▸ **Exercício 1**:
De acordo com o documento sobre licenças compulsórias, por que deve haver uma justa contraprestação pelo privilégio concedido ao inventor/titular? Responda em uma frase.

▸ **Documento**:
□ □ □ □ □ □ □
Adriana Gomes Brunner assinou excelente ensaio, publicado na especializada Revista da Associação Brasileira da Propriedade Intelectual, no qual comenta o fato de os Estados Unidos terem requerido, em 08 de janeiro de 2001, junto à Organização Mundial de Comércio, o estabelecimento de um painel para solucionar a controvérsia com o Brasil acerca das licenças compulsórias previstas na legislação ordinária brasileira.
No mencionado artigo, a especialista em Propriedade Intelectual assim dispôs:
“O interesse dos Estados Unidos, no entanto, estava diretamente ligado ao acesso a um amplo mercado, em que as questões relacionadas à propriedade industrial, exatamente aqueles segmentos como tecnologia, química, alimentos, etc., eram de suma importância.”
Com o tempo, e a pressão que o governo brasileiro fez em âmbito internacional, os Estados Unidos desistiram do painel, firmando um acordo com o Brasil no qual este se comprometia a informar previamente Washington sobre a intenção de licenciar compulsoriamente patentes de interesse dos nacionais daquele.
III – A FUNÇÃO SOCIAL DA PROPRIEDADE E O ABUSO DO PODER ECONÔMICO
Considerando que o monopólio legal é, sem sombra de dúvida, um favor do Estado ao inventor/titular, há que haver uma justa contraprestação pelo privilégio. E esta contraprestação encontra-se inserida na constituição federal e na legislação infraconstitucional.
□ □ □ □ □ □ □
▸ **Dados do exercício**:
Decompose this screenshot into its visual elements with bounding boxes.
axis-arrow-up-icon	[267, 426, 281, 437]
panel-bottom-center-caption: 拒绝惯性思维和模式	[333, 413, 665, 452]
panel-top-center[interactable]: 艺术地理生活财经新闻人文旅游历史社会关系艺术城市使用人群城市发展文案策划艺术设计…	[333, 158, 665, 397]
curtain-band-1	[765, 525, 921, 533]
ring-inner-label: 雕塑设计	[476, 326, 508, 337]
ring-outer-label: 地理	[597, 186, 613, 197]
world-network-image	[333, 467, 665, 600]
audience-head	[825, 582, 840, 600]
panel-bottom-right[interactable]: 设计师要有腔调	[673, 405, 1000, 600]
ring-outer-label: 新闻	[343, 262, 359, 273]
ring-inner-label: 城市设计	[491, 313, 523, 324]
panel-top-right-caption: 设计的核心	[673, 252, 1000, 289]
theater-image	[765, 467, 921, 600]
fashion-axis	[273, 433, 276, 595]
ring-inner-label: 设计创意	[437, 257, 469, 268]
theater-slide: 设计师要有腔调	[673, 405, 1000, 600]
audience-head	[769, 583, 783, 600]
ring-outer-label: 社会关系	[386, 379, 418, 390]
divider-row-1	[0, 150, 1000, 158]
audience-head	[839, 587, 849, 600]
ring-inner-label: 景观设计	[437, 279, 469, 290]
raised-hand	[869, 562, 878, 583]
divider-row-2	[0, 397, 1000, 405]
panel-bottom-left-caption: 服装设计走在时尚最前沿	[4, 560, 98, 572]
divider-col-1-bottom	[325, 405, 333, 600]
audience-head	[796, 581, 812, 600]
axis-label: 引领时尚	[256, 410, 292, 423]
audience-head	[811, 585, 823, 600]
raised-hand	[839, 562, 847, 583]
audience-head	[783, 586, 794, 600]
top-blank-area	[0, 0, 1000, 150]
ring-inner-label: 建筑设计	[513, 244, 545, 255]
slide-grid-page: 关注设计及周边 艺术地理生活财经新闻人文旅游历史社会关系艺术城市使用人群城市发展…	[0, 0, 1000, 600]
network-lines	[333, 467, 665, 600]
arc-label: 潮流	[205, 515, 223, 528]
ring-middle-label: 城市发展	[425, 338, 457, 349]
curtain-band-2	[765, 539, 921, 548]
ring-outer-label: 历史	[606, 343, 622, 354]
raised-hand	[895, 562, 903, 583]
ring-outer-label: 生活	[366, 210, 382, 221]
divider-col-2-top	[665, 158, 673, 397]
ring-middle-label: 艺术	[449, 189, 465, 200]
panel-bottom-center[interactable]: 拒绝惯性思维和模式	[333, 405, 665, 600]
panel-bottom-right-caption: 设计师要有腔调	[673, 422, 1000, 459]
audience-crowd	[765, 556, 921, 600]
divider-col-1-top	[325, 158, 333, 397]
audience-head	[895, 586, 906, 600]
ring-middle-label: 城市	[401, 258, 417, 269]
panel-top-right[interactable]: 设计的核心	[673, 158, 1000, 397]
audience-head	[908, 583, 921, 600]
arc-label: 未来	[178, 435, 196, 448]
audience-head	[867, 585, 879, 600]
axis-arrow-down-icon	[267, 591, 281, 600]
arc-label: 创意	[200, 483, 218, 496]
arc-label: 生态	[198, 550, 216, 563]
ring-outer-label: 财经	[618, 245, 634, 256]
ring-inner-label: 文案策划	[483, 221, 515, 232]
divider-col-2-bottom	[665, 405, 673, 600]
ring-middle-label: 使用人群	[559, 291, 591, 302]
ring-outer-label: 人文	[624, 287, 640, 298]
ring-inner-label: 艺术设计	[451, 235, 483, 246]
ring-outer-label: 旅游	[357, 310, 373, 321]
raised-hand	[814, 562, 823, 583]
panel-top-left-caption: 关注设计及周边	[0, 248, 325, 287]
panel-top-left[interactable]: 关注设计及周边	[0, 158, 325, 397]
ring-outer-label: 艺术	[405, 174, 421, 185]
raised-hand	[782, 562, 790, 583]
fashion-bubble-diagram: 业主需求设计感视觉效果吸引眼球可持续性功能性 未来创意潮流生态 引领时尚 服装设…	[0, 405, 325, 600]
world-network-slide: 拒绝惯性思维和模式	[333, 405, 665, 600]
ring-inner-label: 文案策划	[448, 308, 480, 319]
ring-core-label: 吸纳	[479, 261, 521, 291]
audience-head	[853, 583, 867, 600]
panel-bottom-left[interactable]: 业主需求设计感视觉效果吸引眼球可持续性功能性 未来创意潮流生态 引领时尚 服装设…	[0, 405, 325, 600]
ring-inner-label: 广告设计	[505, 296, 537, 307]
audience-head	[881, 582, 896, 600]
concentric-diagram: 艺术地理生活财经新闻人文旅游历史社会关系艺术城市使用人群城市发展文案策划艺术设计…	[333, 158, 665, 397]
□ □ □ □ □ □ □
▸ **Exercício 2**:
Edite a listagem desde o seu início até a linha que contém "581, 812, 600]", inclusive, substituindo "audience-head" por "viewer-head" e mantendo todo o restante sem alteração.

▸ **Resposta completa 1**:
Deve haver uma justa contraprestação porque o monopólio legal é, sem sombra de dúvida, um favor do Estado ao inventor/titular.

▸ **Resposta completa 2**:
Decompose this screenshot into its visual elements with bounding boxes.
axis-arrow-up-icon	[267, 426, 281, 437]
panel-bottom-center-caption: 拒绝惯性思维和模式	[333, 413, 665, 452]
panel-top-center[interactable]: 艺术地理生活财经新闻人文旅游历史社会关系艺术城市使用人群城市发展文案策划艺术设计…	[333, 158, 665, 397]
curtain-band-1	[765, 525, 921, 533]
ring-inner-label: 雕塑设计	[476, 326, 508, 337]
ring-outer-label: 地理	[597, 186, 613, 197]
world-network-image	[333, 467, 665, 600]
viewer-head	[825, 582, 840, 600]
panel-bottom-right[interactable]: 设计师要有腔调	[673, 405, 1000, 600]
ring-outer-label: 新闻	[343, 262, 359, 273]
ring-inner-label: 城市设计	[491, 313, 523, 324]
panel-top-right-caption: 设计的核心	[673, 252, 1000, 289]
theater-image	[765, 467, 921, 600]
fashion-axis	[273, 433, 276, 595]
ring-inner-label: 设计创意	[437, 257, 469, 268]
theater-slide: 设计师要有腔调	[673, 405, 1000, 600]
viewer-head	[769, 583, 783, 600]
ring-outer-label: 社会关系	[386, 379, 418, 390]
divider-row-1	[0, 150, 1000, 158]
viewer-head	[839, 587, 849, 600]
ring-inner-label: 景观设计	[437, 279, 469, 290]
raised-hand	[869, 562, 878, 583]
divider-row-2	[0, 397, 1000, 405]
panel-bottom-left-caption: 服装设计走在时尚最前沿	[4, 560, 98, 572]
divider-col-1-bottom	[325, 405, 333, 600]
viewer-head	[796, 581, 812, 600]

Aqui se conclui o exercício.